▶ **Requirement**
Print out every line, exactly as written.

▶ **Source material**
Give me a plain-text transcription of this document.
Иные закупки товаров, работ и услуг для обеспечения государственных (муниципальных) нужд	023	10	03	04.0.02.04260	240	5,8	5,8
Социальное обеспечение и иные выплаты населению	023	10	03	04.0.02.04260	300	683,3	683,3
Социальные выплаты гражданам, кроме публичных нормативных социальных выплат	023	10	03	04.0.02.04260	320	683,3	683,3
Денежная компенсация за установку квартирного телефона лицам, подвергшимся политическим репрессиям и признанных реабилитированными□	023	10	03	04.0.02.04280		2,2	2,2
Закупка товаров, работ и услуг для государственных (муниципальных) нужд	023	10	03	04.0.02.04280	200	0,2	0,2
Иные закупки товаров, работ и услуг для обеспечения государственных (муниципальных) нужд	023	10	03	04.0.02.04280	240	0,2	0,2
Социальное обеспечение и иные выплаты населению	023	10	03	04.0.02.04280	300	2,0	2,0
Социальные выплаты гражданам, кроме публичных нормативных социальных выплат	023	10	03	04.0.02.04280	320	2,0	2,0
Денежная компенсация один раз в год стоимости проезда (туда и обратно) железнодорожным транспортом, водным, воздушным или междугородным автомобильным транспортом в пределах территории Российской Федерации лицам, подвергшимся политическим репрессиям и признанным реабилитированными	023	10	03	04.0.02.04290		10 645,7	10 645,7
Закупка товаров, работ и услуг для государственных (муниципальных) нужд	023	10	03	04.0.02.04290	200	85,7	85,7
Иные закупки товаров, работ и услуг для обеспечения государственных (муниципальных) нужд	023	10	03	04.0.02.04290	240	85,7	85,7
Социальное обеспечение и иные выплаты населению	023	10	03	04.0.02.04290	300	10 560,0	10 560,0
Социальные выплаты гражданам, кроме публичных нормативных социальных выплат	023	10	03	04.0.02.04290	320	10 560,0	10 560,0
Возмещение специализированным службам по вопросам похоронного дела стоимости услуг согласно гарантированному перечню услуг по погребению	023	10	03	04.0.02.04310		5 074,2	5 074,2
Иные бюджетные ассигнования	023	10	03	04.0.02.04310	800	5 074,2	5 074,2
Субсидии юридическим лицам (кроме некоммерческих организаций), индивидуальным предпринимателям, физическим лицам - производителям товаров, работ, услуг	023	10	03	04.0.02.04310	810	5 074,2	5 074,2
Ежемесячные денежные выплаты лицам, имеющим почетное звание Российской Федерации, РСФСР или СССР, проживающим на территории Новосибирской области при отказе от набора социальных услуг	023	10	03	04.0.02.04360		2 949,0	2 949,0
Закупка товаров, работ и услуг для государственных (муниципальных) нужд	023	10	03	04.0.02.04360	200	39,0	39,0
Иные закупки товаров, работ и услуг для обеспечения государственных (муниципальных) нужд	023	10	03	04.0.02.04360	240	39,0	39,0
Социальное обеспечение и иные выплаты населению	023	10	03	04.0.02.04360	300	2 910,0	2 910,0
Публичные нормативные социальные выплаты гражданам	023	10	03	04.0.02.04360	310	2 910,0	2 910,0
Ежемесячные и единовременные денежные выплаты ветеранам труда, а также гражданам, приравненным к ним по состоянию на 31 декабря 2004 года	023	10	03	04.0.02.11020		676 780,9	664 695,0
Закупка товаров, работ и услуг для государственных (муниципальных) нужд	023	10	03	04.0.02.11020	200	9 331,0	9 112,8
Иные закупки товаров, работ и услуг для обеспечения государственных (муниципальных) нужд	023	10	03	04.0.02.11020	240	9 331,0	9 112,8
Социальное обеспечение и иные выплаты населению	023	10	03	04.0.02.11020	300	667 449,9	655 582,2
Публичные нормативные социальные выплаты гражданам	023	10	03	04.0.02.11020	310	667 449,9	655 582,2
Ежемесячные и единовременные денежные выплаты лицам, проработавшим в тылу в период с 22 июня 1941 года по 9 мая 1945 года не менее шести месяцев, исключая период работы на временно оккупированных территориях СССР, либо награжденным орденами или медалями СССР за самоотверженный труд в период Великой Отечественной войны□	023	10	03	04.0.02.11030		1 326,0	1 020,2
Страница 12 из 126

▶ **Worked answer**
Give me a plain-text transcription of this document.
Иные закупки товаров, работ и услуг для обеспечения государственных (муниципальных) нужд	023	10	03	04.0.02.04260	240	5,8	5,8
Социальное обеспечение и иные выплаты населению	023	10	03	04.0.02.04260	300	683,3	683,3
Социальные выплаты гражданам, кроме публичных нормативных социальных выплат	023	10	03	04.0.02.04260	320	683,3	683,3
Денежная компенсация за установку квартирного телефона лицам, подвергшимся политическим репрессиям и признанных реабилитированными□	023	10	03	04.0.02.04280		2,2	2,2
Закупка товаров, работ и услуг для государственных (муниципальных) нужд	023	10	03	04.0.02.04280	200	0,2	0,2
Иные закупки товаров, работ и услуг для обеспечения государственных (муниципальных) нужд	023	10	03	04.0.02.04280	240	0,2	0,2
Социальное обеспечение и иные выплаты населению	023	10	03	04.0.02.04280	300	2,0	2,0
Социальные выплаты гражданам, кроме публичных нормативных социальных выплат	023	10	03	04.0.02.04280	320	2,0	2,0
Денежная компенсация один раз в год стоимости проезда (туда и обратно) железнодорожным транспортом, водным, воздушным или междугородным автомобильным транспортом в пределах территории Российской Федерации лицам, подвергшимся политическим репрессиям и признанным реабилитированными	023	10	03	04.0.02.04290		10 645,7	10 645,7
Закупка товаров, работ и услуг для государственных (муниципальных) нужд	023	10	03	04.0.02.04290	200	85,7	85,7
Иные закупки товаров, работ и услуг для обеспечения государственных (муниципальных) нужд	023	10	03	04.0.02.04290	240	85,7	85,7
Социальное обеспечение и иные выплаты населению	023	10	03	04.0.02.04290	300	10 560,0	10 560,0
Социальные выплаты гражданам, кроме публичных нормативных социальных выплат	023	10	03	04.0.02.04290	320	10 560,0	10 560,0
Возмещение специализированным службам по вопросам похоронного дела стоимости услуг согласно гарантированному перечню услуг по погребению	023	10	03	04.0.02.04310		5 074,2	5 074,2
Иные бюджетные ассигнования	023	10	03	04.0.02.04310	800	5 074,2	5 074,2
Субсидии юридическим лицам (кроме некоммерческих организаций), индивидуальным предпринимателям, физическим лицам - производителям товаров, работ, услуг	023	10	03	04.0.02.04310	810	5 074,2	5 074,2
Ежемесячные денежные выплаты лицам, имеющим почетное звание Российской Федерации, РСФСР или СССР, проживающим на территории Новосибирской области при отказе от набора социальных услуг	023	10	03	04.0.02.04360		2 949,0	2 949,0
Закупка товаров, работ и услуг для государственных (муниципальных) нужд	023	10	03	04.0.02.04360	200	39,0	39,0
Иные закупки товаров, работ и услуг для обеспечения государственных (муниципальных) нужд	023	10	03	04.0.02.04360	240	39,0	39,0
Социальное обеспечение и иные выплаты населению	023	10	03	04.0.02.04360	300	2 910,0	2 910,0
Публичные нормативные социальные выплаты гражданам	023	10	03	04.0.02.04360	310	2 910,0	2 910,0
Ежемесячные и единовременные денежные выплаты ветеранам труда, а также гражданам, приравненным к ним по состоянию на 31 декабря 2004 года	023	10	03	04.0.02.11020		676 780,9	664 695,0
Закупка товаров, работ и услуг для государственных (муниципальных) нужд	023	10	03	04.0.02.11020	200	9 331,0	9 112,8
Иные закупки товаров, работ и услуг для обеспечения государственных (муниципальных) нужд	023	10	03	04.0.02.11020	240	9 331,0	9 112,8
Социальное обеспечение и иные выплаты населению	023	10	03	04.0.02.11020	300	667 449,9	655 582,2
Публичные нормативные социальные выплаты гражданам	023	10	03	04.0.02.11020	310	667 449,9	655 582,2
Ежемесячные и единовременные денежные выплаты лицам, проработавшим в тылу в период с 22 июня 1941 года по 9 мая 1945 года не менее шести месяцев, исключая период работы на временно оккупированных территориях СССР, либо награжденным орденами или медалями СССР за самоотверженный труд в период Великой Отечественной войны□	023	10	03	04.0.02.11030		1 326,0	1 020,2
Страница 12 из 126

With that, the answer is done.